> **Supplied records**:
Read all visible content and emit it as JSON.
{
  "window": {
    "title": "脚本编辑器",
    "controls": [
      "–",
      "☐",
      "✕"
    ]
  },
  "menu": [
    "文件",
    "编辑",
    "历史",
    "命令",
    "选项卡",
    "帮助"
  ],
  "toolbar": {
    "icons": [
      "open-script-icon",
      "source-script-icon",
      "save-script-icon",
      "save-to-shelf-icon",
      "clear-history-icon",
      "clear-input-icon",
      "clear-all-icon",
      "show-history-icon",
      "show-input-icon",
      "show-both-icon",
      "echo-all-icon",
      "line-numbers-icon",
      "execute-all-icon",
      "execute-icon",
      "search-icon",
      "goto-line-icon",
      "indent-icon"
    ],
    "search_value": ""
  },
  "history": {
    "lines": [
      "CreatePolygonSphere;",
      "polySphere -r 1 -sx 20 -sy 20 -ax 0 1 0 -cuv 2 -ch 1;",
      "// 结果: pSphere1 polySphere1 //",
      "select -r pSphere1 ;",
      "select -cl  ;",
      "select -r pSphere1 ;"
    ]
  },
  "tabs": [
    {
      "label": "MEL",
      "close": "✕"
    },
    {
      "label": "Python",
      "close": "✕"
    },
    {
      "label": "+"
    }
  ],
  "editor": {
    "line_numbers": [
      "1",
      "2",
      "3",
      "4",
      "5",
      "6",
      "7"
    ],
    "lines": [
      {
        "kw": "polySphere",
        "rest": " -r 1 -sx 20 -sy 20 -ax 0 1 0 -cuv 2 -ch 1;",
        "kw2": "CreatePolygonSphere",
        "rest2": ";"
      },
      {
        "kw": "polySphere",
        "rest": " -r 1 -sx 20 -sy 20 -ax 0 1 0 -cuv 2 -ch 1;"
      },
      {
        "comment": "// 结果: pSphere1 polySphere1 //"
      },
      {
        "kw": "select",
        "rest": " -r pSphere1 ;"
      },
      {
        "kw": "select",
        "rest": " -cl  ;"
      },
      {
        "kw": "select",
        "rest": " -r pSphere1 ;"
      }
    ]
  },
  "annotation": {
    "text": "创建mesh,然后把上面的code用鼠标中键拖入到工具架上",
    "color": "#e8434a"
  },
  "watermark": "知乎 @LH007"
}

> **The problem**: Would you reproduce the material above in full, exactly as given?

> **Output below**:
Read all visible content and emit it as JSON.
{
  "window": {
    "title": "脚本编辑器",
    "controls": [
      "–",
      "☐",
      "✕"
    ]
  },
  "menu": [
    "文件",
    "编辑",
    "历史",
    "命令",
    "选项卡",
    "帮助"
  ],
  "toolbar": {
    "icons": [
      "open-script-icon",
      "source-script-icon",
      "save-script-icon",
      "save-to-shelf-icon",
      "clear-history-icon",
      "clear-input-icon",
      "clear-all-icon",
      "show-history-icon",
      "show-input-icon",
      "show-both-icon",
      "echo-all-icon",
      "line-numbers-icon",
      "execute-all-icon",
      "execute-icon",
      "search-icon",
      "goto-line-icon",
      "indent-icon"
    ],
    "search_value": ""
  },
  "history": {
    "lines": [
      "CreatePolygonSphere;",
      "polySphere -r 1 -sx 20 -sy 20 -ax 0 1 0 -cuv 2 -ch 1;",
      "// 结果: pSphere1 polySphere1 //",
      "select -r pSphere1 ;",
      "select -cl  ;",
      "select -r pSphere1 ;"
    ]
  },
  "tabs": [
    {
      "label": "MEL",
      "close": "✕"
    },
    {
      "label": "Python",
      "close": "✕"
    },
    {
      "label": "+"
    }
  ],
  "editor": {
    "line_numbers": [
      "1",
      "2",
      "3",
      "4",
      "5",
      "6",
      "7"
    ],
    "lines": [
      {
        "kw": "polySphere",
        "rest": " -r 1 -sx 20 -sy 20 -ax 0 1 0 -cuv 2 -ch 1;",
        "kw2": "CreatePolygonSphere",
        "rest2": ";"
      },
      {
        "kw": "polySphere",
        "rest": " -r 1 -sx 20 -sy 20 -ax 0 1 0 -cuv 2 -ch 1;"
      },
      {
        "comment": "// 结果: pSphere1 polySphere1 //"
      },
      {
        "kw": "select",
        "rest": " -r pSphere1 ;"
      },
      {
        "kw": "select",
        "rest": " -cl  ;"
      },
      {
        "kw": "select",
        "rest": " -r pSphere1 ;"
      }
    ]
  },
  "annotation": {
    "text": "创建mesh,然后把上面的code用鼠标中键拖入到工具架上",
    "color": "#e8434a"
  },
  "watermark": "知乎 @LH007"
}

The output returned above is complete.